EXERCISE INPUT
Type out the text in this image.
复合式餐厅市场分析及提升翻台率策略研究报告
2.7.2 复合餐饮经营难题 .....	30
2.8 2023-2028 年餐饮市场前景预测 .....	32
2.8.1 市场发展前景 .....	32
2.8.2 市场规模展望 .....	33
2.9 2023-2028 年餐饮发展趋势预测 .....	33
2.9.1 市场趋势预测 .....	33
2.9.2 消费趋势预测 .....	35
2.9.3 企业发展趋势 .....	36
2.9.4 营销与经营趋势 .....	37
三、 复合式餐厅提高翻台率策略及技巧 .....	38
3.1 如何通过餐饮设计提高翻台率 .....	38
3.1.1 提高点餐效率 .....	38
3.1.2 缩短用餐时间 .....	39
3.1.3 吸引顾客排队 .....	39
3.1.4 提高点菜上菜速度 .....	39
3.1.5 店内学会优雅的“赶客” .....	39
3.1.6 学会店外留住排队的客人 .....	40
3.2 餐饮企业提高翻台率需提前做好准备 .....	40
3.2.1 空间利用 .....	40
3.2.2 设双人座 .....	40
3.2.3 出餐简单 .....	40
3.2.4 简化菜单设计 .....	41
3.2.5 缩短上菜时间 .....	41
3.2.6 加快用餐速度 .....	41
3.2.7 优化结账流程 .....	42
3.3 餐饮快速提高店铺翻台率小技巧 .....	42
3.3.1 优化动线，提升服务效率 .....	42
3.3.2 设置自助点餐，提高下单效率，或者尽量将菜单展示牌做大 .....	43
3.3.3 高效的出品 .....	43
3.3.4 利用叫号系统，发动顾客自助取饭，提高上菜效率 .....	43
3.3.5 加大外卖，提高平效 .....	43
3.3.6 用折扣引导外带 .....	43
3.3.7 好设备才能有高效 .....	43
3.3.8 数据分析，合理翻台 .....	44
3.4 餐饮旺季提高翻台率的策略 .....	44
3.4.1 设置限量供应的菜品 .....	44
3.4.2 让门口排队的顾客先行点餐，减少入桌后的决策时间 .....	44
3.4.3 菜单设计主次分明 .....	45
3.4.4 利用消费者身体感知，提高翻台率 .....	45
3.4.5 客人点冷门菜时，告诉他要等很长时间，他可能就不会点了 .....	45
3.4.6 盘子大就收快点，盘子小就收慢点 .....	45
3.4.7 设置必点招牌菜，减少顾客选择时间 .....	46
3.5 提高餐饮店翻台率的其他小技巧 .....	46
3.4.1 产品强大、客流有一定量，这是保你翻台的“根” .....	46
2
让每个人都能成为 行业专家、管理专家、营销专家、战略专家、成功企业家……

THE EXERCISE
Repeat the records above exactly, leaving none out.

EXERCISE RESPONSE
Type out the text in this image.
复合式餐厅市场分析及提升翻台率策略研究报告
2.7.2 复合餐饮经营难题 .....	30
2.8 2023-2028 年餐饮市场前景预测 .....	32
2.8.1 市场发展前景 .....	32
2.8.2 市场规模展望 .....	33
2.9 2023-2028 年餐饮发展趋势预测 .....	33
2.9.1 市场趋势预测 .....	33
2.9.2 消费趋势预测 .....	35
2.9.3 企业发展趋势 .....	36
2.9.4 营销与经营趋势 .....	37
三、 复合式餐厅提高翻台率策略及技巧 .....	38
3.1 如何通过餐饮设计提高翻台率 .....	38
3.1.1 提高点餐效率 .....	38
3.1.2 缩短用餐时间 .....	39
3.1.3 吸引顾客排队 .....	39
3.1.4 提高点菜上菜速度 .....	39
3.1.5 店内学会优雅的“赶客” .....	39
3.1.6 学会店外留住排队的客人 .....	40
3.2 餐饮企业提高翻台率需提前做好准备 .....	40
3.2.1 空间利用 .....	40
3.2.2 设双人座 .....	40
3.2.3 出餐简单 .....	40
3.2.4 简化菜单设计 .....	41
3.2.5 缩短上菜时间 .....	41
3.2.6 加快用餐速度 .....	41
3.2.7 优化结账流程 .....	42
3.3 餐饮快速提高店铺翻台率小技巧 .....	42
3.3.1 优化动线，提升服务效率 .....	42
3.3.2 设置自助点餐，提高下单效率，或者尽量将菜单展示牌做大 .....	43
3.3.3 高效的出品 .....	43
3.3.4 利用叫号系统，发动顾客自助取饭，提高上菜效率 .....	43
3.3.5 加大外卖，提高平效 .....	43
3.3.6 用折扣引导外带 .....	43
3.3.7 好设备才能有高效 .....	43
3.3.8 数据分析，合理翻台 .....	44
3.4 餐饮旺季提高翻台率的策略 .....	44
3.4.1 设置限量供应的菜品 .....	44
3.4.2 让门口排队的顾客先行点餐，减少入桌后的决策时间 .....	44
3.4.3 菜单设计主次分明 .....	45
3.4.4 利用消费者身体感知，提高翻台率 .....	45
3.4.5 客人点冷门菜时，告诉他要等很长时间，他可能就不会点了 .....	45
3.4.6 盘子大就收快点，盘子小就收慢点 .....	45
3.4.7 设置必点招牌菜，减少顾客选择时间 .....	46
3.5 提高餐饮店翻台率的其他小技巧 .....	46
3.4.1 产品强大、客流有一定量，这是保你翻台的“根” .....	46
2
让每个人都能成为 行业专家、管理专家、营销专家、战略专家、成功企业家……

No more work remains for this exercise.